Stored data entries:
%%

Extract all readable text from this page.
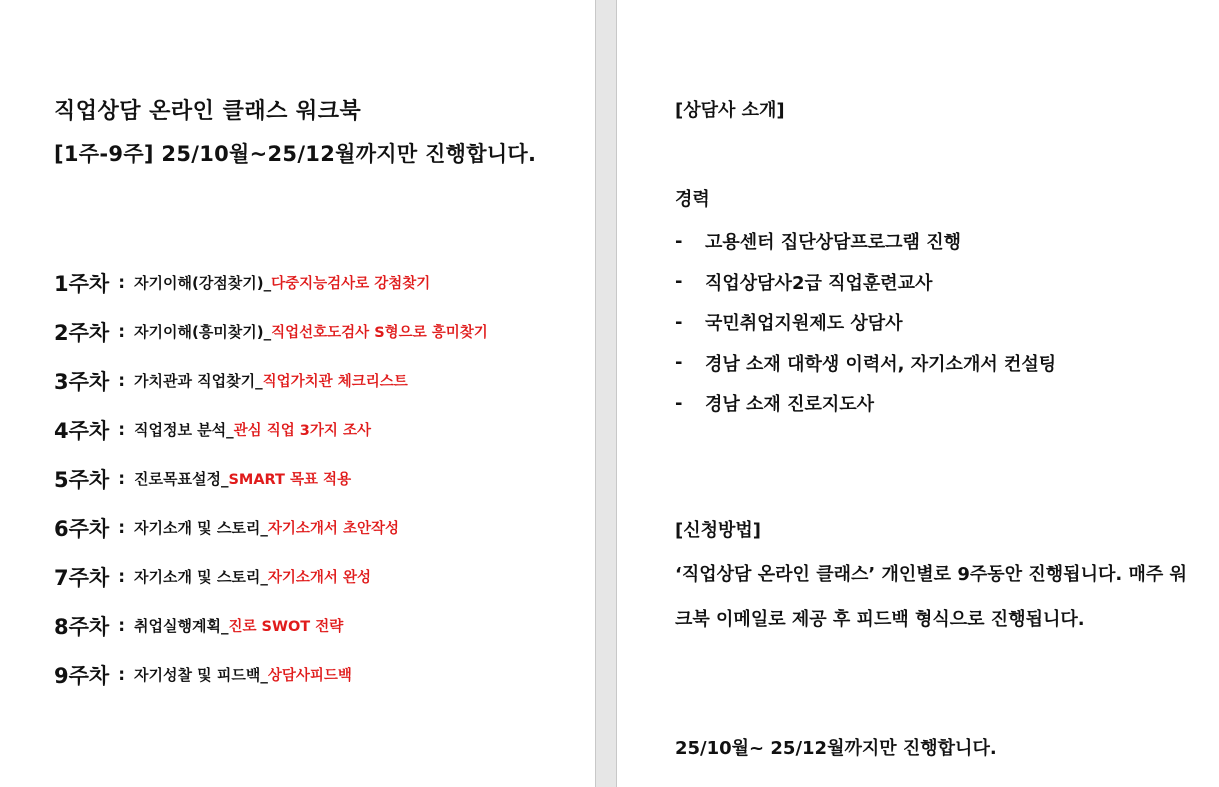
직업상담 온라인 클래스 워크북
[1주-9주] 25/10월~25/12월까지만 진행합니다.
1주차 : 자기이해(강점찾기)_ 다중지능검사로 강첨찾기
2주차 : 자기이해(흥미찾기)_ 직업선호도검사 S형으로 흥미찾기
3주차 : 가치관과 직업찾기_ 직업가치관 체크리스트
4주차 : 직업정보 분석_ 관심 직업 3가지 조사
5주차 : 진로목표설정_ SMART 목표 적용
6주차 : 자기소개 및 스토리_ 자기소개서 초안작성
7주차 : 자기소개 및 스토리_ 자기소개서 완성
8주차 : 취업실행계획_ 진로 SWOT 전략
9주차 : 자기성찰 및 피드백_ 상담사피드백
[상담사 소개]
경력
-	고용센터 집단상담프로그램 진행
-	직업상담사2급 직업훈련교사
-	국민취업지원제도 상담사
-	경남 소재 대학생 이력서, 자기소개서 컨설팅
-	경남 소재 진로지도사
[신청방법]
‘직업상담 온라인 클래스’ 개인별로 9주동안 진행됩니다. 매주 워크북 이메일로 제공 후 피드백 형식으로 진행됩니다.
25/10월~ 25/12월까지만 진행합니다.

%%

Using the listing above, pull out all lines that hold the word "자기소개서".

6주차 : 자기소개 및 스토리_ 자기소개서 초안작성
7주차 : 자기소개 및 스토리_ 자기소개서 완성
-	경남 소재 대학생 이력서, 자기소개서 컨설팅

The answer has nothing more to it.